# WHAT YOU HAVE TO DO
Reproduce every entry in the listing without alteration.

## Begin PROVIDED ENTRIES

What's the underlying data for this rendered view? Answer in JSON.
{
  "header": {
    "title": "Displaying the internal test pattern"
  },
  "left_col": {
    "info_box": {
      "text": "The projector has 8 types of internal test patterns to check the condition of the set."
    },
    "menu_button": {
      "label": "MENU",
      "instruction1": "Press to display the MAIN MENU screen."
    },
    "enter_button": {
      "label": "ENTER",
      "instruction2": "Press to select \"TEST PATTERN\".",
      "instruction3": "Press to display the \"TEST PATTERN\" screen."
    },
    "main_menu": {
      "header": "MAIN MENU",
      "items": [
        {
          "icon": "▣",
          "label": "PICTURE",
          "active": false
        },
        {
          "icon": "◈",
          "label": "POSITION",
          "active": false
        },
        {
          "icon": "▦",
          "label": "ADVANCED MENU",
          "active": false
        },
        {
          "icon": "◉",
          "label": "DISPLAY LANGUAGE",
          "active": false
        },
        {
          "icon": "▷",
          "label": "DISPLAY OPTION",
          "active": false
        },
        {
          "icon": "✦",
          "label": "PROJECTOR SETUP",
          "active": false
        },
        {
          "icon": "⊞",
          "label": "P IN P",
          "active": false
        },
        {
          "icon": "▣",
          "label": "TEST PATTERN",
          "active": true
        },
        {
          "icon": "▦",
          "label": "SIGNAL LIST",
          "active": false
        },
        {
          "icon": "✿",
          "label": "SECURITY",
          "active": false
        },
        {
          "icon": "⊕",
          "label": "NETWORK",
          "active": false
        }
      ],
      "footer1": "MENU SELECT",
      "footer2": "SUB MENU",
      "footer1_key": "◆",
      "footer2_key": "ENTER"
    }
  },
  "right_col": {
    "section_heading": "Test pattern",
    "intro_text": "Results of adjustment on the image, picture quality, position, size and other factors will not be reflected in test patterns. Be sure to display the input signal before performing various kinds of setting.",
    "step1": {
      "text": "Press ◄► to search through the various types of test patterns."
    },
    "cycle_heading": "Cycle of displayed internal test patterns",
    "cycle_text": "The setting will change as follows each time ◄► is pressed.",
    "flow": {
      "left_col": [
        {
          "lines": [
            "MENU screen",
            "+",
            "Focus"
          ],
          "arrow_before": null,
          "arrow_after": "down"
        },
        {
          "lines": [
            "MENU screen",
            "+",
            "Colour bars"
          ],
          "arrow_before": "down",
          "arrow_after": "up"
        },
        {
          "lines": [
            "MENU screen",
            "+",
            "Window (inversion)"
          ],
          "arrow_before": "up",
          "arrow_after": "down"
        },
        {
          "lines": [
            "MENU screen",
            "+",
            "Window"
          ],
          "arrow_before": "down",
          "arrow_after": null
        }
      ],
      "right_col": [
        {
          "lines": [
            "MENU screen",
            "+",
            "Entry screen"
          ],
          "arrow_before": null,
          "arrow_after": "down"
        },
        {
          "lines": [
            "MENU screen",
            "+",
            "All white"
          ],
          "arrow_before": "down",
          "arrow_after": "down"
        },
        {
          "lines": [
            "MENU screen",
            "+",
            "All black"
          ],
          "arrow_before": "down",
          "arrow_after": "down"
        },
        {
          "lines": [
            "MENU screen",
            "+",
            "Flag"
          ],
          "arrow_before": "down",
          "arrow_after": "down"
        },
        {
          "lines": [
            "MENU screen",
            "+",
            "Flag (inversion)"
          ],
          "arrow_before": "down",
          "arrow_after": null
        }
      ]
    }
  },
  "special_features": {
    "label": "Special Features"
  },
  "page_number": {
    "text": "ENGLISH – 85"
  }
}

## End PROVIDED ENTRIES

# EXERCISE RESPONSE
What's the underlying data for this rendered view? Answer in JSON.
{
  "header": {
    "title": "Displaying the internal test pattern"
  },
  "left_col": {
    "info_box": {
      "text": "The projector has 8 types of internal test patterns to check the condition of the set."
    },
    "menu_button": {
      "label": "MENU",
      "instruction1": "Press to display the MAIN MENU screen."
    },
    "enter_button": {
      "label": "ENTER",
      "instruction2": "Press to select \"TEST PATTERN\".",
      "instruction3": "Press to display the \"TEST PATTERN\" screen."
    },
    "main_menu": {
      "header": "MAIN MENU",
      "items": [
        {
          "icon": "▣",
          "label": "PICTURE",
          "active": false
        },
        {
          "icon": "◈",
          "label": "POSITION",
          "active": false
        },
        {
          "icon": "▦",
          "label": "ADVANCED MENU",
          "active": false
        },
        {
          "icon": "◉",
          "label": "DISPLAY LANGUAGE",
          "active": false
        },
        {
          "icon": "▷",
          "label": "DISPLAY OPTION",
          "active": false
        },
        {
          "icon": "✦",
          "label": "PROJECTOR SETUP",
          "active": false
        },
        {
          "icon": "⊞",
          "label": "P IN P",
          "active": false
        },
        {
          "icon": "▣",
          "label": "TEST PATTERN",
          "active": true
        },
        {
          "icon": "▦",
          "label": "SIGNAL LIST",
          "active": false
        },
        {
          "icon": "✿",
          "label": "SECURITY",
          "active": false
        },
        {
          "icon": "⊕",
          "label": "NETWORK",
          "active": false
        }
      ],
      "footer1": "MENU SELECT",
      "footer2": "SUB MENU",
      "footer1_key": "◆",
      "footer2_key": "ENTER"
    }
  },
  "right_col": {
    "section_heading": "Test pattern",
    "intro_text": "Results of adjustment on the image, picture quality, position, size and other factors will not be reflected in test patterns. Be sure to display the input signal before performing various kinds of setting.",
    "step1": {
      "text": "Press ◄► to search through the various types of test patterns."
    },
    "cycle_heading": "Cycle of displayed internal test patterns",
    "cycle_text": "The setting will change as follows each time ◄► is pressed.",
    "flow": {
      "left_col": [
        {
          "lines": [
            "MENU screen",
            "+",
            "Focus"
          ],
          "arrow_before": null,
          "arrow_after": "down"
        },
        {
          "lines": [
            "MENU screen",
            "+",
            "Colour bars"
          ],
          "arrow_before": "down",
          "arrow_after": "up"
        },
        {
          "lines": [
            "MENU screen",
            "+",
            "Window (inversion)"
          ],
          "arrow_before": "up",
          "arrow_after": "down"
        },
        {
          "lines": [
            "MENU screen",
            "+",
            "Window"
          ],
          "arrow_before": "down",
          "arrow_after": null
        }
      ],
      "right_col": [
        {
          "lines": [
            "MENU screen",
            "+",
            "Entry screen"
          ],
          "arrow_before": null,
          "arrow_after": "down"
        },
        {
          "lines": [
            "MENU screen",
            "+",
            "All white"
          ],
          "arrow_before": "down",
          "arrow_after": "down"
        },
        {
          "lines": [
            "MENU screen",
            "+",
            "All black"
          ],
          "arrow_before": "down",
          "arrow_after": "down"
        },
        {
          "lines": [
            "MENU screen",
            "+",
            "Flag"
          ],
          "arrow_before": "down",
          "arrow_after": "down"
        },
        {
          "lines": [
            "MENU screen",
            "+",
            "Flag (inversion)"
          ],
          "arrow_before": "down",
          "arrow_after": null
        }
      ]
    }
  },
  "special_features": {
    "label": "Special Features"
  },
  "page_number": {
    "text": "ENGLISH – 85"
  }
}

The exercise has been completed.